▶ [PROBLEM TO WORK ON]: Report the count of lines that carry the string "Gross", and add nothing.

▶ [DATA EXTRACT]:
---

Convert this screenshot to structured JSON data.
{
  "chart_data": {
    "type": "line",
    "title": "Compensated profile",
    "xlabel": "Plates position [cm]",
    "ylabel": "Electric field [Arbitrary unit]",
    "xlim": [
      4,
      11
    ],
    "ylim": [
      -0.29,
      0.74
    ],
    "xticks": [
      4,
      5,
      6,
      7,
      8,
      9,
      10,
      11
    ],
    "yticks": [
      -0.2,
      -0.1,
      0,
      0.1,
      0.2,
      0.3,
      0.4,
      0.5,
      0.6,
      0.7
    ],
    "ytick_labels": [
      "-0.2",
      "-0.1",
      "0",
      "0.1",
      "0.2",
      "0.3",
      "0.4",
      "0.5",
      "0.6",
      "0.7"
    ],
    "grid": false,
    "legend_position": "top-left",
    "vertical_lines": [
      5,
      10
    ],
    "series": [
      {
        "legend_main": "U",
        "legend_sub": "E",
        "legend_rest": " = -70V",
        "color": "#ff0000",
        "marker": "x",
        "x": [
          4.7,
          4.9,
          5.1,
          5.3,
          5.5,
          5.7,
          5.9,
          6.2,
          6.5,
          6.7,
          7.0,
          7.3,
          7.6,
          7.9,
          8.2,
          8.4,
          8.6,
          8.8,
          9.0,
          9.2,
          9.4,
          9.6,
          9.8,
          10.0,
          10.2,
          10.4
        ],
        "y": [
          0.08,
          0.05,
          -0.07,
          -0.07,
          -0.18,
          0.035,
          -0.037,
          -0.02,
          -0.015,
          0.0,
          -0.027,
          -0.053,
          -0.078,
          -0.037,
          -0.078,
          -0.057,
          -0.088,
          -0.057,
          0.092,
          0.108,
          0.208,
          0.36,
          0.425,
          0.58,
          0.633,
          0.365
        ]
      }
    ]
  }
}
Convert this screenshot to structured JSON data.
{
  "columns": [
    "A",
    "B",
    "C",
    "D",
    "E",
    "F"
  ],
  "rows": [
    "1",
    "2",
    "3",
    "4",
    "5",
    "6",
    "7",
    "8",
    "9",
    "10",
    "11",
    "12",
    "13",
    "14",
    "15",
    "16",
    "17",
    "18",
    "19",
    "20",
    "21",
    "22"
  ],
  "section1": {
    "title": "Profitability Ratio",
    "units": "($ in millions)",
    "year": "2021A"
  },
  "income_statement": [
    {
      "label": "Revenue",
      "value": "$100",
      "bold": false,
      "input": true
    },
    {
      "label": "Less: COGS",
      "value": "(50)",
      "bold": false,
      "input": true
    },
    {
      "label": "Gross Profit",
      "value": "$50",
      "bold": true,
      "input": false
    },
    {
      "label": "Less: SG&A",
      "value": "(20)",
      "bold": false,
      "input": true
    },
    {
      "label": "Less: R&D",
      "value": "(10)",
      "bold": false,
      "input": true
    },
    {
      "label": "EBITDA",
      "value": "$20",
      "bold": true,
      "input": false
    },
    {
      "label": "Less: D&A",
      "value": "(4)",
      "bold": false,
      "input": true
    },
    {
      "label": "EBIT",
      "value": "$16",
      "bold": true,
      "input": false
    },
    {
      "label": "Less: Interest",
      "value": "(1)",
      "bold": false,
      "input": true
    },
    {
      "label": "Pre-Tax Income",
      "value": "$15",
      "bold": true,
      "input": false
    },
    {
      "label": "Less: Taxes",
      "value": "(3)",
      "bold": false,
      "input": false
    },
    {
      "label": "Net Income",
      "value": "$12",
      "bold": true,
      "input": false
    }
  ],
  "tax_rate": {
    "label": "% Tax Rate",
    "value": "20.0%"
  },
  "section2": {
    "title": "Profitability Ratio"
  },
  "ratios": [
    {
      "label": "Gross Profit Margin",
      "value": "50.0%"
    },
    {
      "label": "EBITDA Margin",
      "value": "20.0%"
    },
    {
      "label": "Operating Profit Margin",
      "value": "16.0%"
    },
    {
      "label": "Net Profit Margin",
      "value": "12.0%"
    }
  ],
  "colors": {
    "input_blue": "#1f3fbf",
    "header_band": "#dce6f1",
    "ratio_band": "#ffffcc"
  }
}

---

▶ [TASK RESPONSE]: 2